Data entries
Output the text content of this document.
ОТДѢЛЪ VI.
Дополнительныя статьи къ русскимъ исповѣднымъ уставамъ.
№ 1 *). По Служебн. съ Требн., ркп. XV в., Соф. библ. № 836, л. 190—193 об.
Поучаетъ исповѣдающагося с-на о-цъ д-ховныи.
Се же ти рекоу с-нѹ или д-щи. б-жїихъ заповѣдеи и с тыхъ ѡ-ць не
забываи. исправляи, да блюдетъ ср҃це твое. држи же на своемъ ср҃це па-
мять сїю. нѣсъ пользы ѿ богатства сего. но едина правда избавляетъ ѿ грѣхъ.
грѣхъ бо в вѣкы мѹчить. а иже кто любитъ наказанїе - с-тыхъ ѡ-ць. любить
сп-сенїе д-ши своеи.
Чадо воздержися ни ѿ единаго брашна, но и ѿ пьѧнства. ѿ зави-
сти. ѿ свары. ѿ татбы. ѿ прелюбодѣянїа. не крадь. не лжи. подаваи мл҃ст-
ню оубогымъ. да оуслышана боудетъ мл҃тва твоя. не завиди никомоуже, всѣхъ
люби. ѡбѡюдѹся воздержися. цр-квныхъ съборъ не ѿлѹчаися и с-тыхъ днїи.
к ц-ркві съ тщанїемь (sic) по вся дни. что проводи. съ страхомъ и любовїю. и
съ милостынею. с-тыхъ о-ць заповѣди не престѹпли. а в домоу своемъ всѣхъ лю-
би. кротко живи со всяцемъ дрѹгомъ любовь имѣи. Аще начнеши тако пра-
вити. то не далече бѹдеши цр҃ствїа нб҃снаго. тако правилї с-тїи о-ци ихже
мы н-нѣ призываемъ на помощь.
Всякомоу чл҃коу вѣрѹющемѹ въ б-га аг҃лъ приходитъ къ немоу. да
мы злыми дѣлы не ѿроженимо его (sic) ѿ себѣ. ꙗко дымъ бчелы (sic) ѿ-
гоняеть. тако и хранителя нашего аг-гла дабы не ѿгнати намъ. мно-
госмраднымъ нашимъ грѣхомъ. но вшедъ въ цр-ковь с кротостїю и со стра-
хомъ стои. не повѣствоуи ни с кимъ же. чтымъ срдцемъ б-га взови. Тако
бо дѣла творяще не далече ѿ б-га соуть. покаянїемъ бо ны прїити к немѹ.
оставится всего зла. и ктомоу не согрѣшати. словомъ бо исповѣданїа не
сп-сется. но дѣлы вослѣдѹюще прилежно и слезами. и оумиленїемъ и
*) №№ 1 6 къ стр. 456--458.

# Exercise
Track down every line holding the string "всѣхъ" and copy it.

# Written response
ню оубогымъ. да оуслышана боудетъ мл҃тва твоя. не завиди никомоуже, всѣхъ
съ милостынею. с-тыхъ о-ць заповѣди не престѹпли. а в домоу своемъ всѣхъ лю-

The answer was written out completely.